* **WHAT TO PRODUCE**
Copy out all the entries word for word.

* **ENTRIES PROVIDED**
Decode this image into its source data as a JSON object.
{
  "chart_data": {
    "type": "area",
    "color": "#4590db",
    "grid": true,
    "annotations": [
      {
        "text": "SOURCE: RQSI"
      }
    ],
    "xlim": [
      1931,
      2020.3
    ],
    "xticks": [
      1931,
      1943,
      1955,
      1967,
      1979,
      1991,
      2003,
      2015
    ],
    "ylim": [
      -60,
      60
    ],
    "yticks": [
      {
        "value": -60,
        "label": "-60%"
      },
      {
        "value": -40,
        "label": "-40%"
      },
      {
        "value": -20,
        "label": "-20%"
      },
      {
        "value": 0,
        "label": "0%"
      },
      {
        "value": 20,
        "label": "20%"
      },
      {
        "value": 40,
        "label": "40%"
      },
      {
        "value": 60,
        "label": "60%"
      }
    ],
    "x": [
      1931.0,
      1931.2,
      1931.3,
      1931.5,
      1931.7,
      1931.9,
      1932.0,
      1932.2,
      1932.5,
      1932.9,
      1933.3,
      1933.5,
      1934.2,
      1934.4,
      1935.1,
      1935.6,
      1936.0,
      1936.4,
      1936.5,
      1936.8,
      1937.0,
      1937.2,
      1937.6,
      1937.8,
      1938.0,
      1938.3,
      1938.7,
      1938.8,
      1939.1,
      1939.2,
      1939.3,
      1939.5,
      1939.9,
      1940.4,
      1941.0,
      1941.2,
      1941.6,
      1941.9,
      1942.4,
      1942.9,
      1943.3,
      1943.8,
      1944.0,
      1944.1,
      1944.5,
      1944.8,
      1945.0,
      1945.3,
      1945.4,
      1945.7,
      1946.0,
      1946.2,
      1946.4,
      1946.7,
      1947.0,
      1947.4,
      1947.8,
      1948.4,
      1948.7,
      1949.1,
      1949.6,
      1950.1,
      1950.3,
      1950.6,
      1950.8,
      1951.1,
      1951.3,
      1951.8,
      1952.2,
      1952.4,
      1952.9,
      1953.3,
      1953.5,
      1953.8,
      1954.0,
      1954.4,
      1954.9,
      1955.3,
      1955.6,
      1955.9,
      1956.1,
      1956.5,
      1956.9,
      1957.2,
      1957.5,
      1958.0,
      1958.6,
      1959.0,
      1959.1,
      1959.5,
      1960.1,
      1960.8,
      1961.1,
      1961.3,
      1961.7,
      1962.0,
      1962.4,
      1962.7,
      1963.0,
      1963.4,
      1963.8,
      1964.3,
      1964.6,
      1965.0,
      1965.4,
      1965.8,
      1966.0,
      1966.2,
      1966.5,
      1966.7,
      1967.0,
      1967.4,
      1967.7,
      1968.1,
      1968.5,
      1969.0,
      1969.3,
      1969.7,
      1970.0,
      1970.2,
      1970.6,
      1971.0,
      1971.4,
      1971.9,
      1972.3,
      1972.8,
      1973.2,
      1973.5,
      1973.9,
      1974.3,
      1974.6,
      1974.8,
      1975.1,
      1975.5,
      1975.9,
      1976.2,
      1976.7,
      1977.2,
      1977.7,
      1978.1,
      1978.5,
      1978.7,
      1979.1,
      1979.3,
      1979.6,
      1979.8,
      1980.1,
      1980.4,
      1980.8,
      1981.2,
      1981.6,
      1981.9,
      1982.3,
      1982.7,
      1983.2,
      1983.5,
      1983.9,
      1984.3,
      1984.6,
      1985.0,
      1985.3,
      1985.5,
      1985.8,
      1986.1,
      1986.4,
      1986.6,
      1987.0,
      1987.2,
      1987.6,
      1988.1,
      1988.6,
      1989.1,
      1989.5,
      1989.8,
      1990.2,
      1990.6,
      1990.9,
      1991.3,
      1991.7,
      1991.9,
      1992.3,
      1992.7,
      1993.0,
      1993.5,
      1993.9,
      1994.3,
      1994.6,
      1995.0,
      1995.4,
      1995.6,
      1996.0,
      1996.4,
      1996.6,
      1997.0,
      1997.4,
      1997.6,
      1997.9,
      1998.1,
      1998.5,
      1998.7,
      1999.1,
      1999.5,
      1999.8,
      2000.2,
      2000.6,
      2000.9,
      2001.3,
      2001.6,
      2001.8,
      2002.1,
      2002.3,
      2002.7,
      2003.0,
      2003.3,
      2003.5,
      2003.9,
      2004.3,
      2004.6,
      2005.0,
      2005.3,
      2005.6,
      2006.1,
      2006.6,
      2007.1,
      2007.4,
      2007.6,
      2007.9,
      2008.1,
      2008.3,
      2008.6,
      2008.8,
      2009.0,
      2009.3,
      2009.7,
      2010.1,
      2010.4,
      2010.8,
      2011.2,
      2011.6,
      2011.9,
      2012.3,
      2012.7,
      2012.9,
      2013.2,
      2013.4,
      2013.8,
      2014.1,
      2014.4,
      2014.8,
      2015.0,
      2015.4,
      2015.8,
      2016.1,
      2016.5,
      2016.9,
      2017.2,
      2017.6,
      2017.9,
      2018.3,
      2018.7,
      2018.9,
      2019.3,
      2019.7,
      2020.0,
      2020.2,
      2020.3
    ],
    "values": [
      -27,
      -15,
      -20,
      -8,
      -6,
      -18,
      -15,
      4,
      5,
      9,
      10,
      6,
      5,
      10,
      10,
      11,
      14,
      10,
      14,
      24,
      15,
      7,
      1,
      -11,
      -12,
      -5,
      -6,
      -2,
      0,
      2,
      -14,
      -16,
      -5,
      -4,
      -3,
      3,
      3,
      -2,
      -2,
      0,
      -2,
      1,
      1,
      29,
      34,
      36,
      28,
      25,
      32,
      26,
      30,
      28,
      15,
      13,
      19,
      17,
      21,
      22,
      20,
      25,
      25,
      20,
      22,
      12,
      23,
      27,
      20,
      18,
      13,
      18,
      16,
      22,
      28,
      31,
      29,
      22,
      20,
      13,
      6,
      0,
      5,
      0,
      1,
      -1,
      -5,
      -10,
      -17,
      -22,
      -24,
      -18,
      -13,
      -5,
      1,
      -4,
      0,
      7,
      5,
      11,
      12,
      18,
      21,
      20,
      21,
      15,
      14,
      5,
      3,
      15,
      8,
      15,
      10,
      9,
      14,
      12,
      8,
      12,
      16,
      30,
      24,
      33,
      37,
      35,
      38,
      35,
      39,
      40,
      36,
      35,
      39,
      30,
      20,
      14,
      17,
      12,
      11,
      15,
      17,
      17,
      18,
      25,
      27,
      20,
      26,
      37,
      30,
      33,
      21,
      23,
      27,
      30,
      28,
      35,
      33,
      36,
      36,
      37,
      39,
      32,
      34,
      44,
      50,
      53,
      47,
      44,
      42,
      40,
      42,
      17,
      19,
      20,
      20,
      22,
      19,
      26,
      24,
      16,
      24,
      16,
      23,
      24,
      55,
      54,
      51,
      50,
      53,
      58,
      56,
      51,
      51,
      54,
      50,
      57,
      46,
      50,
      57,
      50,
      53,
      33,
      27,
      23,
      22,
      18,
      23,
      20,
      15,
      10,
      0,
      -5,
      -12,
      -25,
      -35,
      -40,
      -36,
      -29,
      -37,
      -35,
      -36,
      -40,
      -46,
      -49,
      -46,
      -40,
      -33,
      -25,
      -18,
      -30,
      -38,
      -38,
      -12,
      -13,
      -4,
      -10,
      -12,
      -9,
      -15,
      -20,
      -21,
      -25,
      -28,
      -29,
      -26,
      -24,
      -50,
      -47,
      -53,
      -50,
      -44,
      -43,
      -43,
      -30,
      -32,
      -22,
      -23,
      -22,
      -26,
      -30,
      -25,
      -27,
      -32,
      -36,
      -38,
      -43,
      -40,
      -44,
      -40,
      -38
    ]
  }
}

* **OUTPUT FOR THIS EXERCISE**
Decode this image into its source data as a JSON object.
{
  "chart_data": {
    "type": "area",
    "color": "#4590db",
    "grid": true,
    "annotations": [
      {
        "text": "SOURCE: RQSI"
      }
    ],
    "xlim": [
      1931,
      2020.3
    ],
    "xticks": [
      1931,
      1943,
      1955,
      1967,
      1979,
      1991,
      2003,
      2015
    ],
    "ylim": [
      -60,
      60
    ],
    "yticks": [
      {
        "value": -60,
        "label": "-60%"
      },
      {
        "value": -40,
        "label": "-40%"
      },
      {
        "value": -20,
        "label": "-20%"
      },
      {
        "value": 0,
        "label": "0%"
      },
      {
        "value": 20,
        "label": "20%"
      },
      {
        "value": 40,
        "label": "40%"
      },
      {
        "value": 60,
        "label": "60%"
      }
    ],
    "x": [
      1931.0,
      1931.2,
      1931.3,
      1931.5,
      1931.7,
      1931.9,
      1932.0,
      1932.2,
      1932.5,
      1932.9,
      1933.3,
      1933.5,
      1934.2,
      1934.4,
      1935.1,
      1935.6,
      1936.0,
      1936.4,
      1936.5,
      1936.8,
      1937.0,
      1937.2,
      1937.6,
      1937.8,
      1938.0,
      1938.3,
      1938.7,
      1938.8,
      1939.1,
      1939.2,
      1939.3,
      1939.5,
      1939.9,
      1940.4,
      1941.0,
      1941.2,
      1941.6,
      1941.9,
      1942.4,
      1942.9,
      1943.3,
      1943.8,
      1944.0,
      1944.1,
      1944.5,
      1944.8,
      1945.0,
      1945.3,
      1945.4,
      1945.7,
      1946.0,
      1946.2,
      1946.4,
      1946.7,
      1947.0,
      1947.4,
      1947.8,
      1948.4,
      1948.7,
      1949.1,
      1949.6,
      1950.1,
      1950.3,
      1950.6,
      1950.8,
      1951.1,
      1951.3,
      1951.8,
      1952.2,
      1952.4,
      1952.9,
      1953.3,
      1953.5,
      1953.8,
      1954.0,
      1954.4,
      1954.9,
      1955.3,
      1955.6,
      1955.9,
      1956.1,
      1956.5,
      1956.9,
      1957.2,
      1957.5,
      1958.0,
      1958.6,
      1959.0,
      1959.1,
      1959.5,
      1960.1,
      1960.8,
      1961.1,
      1961.3,
      1961.7,
      1962.0,
      1962.4,
      1962.7,
      1963.0,
      1963.4,
      1963.8,
      1964.3,
      1964.6,
      1965.0,
      1965.4,
      1965.8,
      1966.0,
      1966.2,
      1966.5,
      1966.7,
      1967.0,
      1967.4,
      1967.7,
      1968.1,
      1968.5,
      1969.0,
      1969.3,
      1969.7,
      1970.0,
      1970.2,
      1970.6,
      1971.0,
      1971.4,
      1971.9,
      1972.3,
      1972.8,
      1973.2,
      1973.5,
      1973.9,
      1974.3,
      1974.6,
      1974.8,
      1975.1,
      1975.5,
      1975.9,
      1976.2,
      1976.7,
      1977.2,
      1977.7,
      1978.1,
      1978.5,
      1978.7,
      1979.1,
      1979.3,
      1979.6,
      1979.8,
      1980.1,
      1980.4,
      1980.8,
      1981.2,
      1981.6,
      1981.9,
      1982.3,
      1982.7,
      1983.2,
      1983.5,
      1983.9,
      1984.3,
      1984.6,
      1985.0,
      1985.3,
      1985.5,
      1985.8,
      1986.1,
      1986.4,
      1986.6,
      1987.0,
      1987.2,
      1987.6,
      1988.1,
      1988.6,
      1989.1,
      1989.5,
      1989.8,
      1990.2,
      1990.6,
      1990.9,
      1991.3,
      1991.7,
      1991.9,
      1992.3,
      1992.7,
      1993.0,
      1993.5,
      1993.9,
      1994.3,
      1994.6,
      1995.0,
      1995.4,
      1995.6,
      1996.0,
      1996.4,
      1996.6,
      1997.0,
      1997.4,
      1997.6,
      1997.9,
      1998.1,
      1998.5,
      1998.7,
      1999.1,
      1999.5,
      1999.8,
      2000.2,
      2000.6,
      2000.9,
      2001.3,
      2001.6,
      2001.8,
      2002.1,
      2002.3,
      2002.7,
      2003.0,
      2003.3,
      2003.5,
      2003.9,
      2004.3,
      2004.6,
      2005.0,
      2005.3,
      2005.6,
      2006.1,
      2006.6,
      2007.1,
      2007.4,
      2007.6,
      2007.9,
      2008.1,
      2008.3,
      2008.6,
      2008.8,
      2009.0,
      2009.3,
      2009.7,
      2010.1,
      2010.4,
      2010.8,
      2011.2,
      2011.6,
      2011.9,
      2012.3,
      2012.7,
      2012.9,
      2013.2,
      2013.4,
      2013.8,
      2014.1,
      2014.4,
      2014.8,
      2015.0,
      2015.4,
      2015.8,
      2016.1,
      2016.5,
      2016.9,
      2017.2,
      2017.6,
      2017.9,
      2018.3,
      2018.7,
      2018.9,
      2019.3,
      2019.7,
      2020.0,
      2020.2,
      2020.3
    ],
    "values": [
      -27,
      -15,
      -20,
      -8,
      -6,
      -18,
      -15,
      4,
      5,
      9,
      10,
      6,
      5,
      10,
      10,
      11,
      14,
      10,
      14,
      24,
      15,
      7,
      1,
      -11,
      -12,
      -5,
      -6,
      -2,
      0,
      2,
      -14,
      -16,
      -5,
      -4,
      -3,
      3,
      3,
      -2,
      -2,
      0,
      -2,
      1,
      1,
      29,
      34,
      36,
      28,
      25,
      32,
      26,
      30,
      28,
      15,
      13,
      19,
      17,
      21,
      22,
      20,
      25,
      25,
      20,
      22,
      12,
      23,
      27,
      20,
      18,
      13,
      18,
      16,
      22,
      28,
      31,
      29,
      22,
      20,
      13,
      6,
      0,
      5,
      0,
      1,
      -1,
      -5,
      -10,
      -17,
      -22,
      -24,
      -18,
      -13,
      -5,
      1,
      -4,
      0,
      7,
      5,
      11,
      12,
      18,
      21,
      20,
      21,
      15,
      14,
      5,
      3,
      15,
      8,
      15,
      10,
      9,
      14,
      12,
      8,
      12,
      16,
      30,
      24,
      33,
      37,
      35,
      38,
      35,
      39,
      40,
      36,
      35,
      39,
      30,
      20,
      14,
      17,
      12,
      11,
      15,
      17,
      17,
      18,
      25,
      27,
      20,
      26,
      37,
      30,
      33,
      21,
      23,
      27,
      30,
      28,
      35,
      33,
      36,
      36,
      37,
      39,
      32,
      34,
      44,
      50,
      53,
      47,
      44,
      42,
      40,
      42,
      17,
      19,
      20,
      20,
      22,
      19,
      26,
      24,
      16,
      24,
      16,
      23,
      24,
      55,
      54,
      51,
      50,
      53,
      58,
      56,
      51,
      51,
      54,
      50,
      57,
      46,
      50,
      57,
      50,
      53,
      33,
      27,
      23,
      22,
      18,
      23,
      20,
      15,
      10,
      0,
      -5,
      -12,
      -25,
      -35,
      -40,
      -36,
      -29,
      -37,
      -35,
      -36,
      -40,
      -46,
      -49,
      -46,
      -40,
      -33,
      -25,
      -18,
      -30,
      -38,
      -38,
      -12,
      -13,
      -4,
      -10,
      -12,
      -9,
      -15,
      -20,
      -21,
      -25,
      -28,
      -29,
      -26,
      -24,
      -50,
      -47,
      -53,
      -50,
      -44,
      -43,
      -43,
      -30,
      -32,
      -22,
      -23,
      -22,
      -26,
      -30,
      -25,
      -27,
      -32,
      -36,
      -38,
      -43,
      -40,
      -44,
      -40,
      -38
    ]
  }
}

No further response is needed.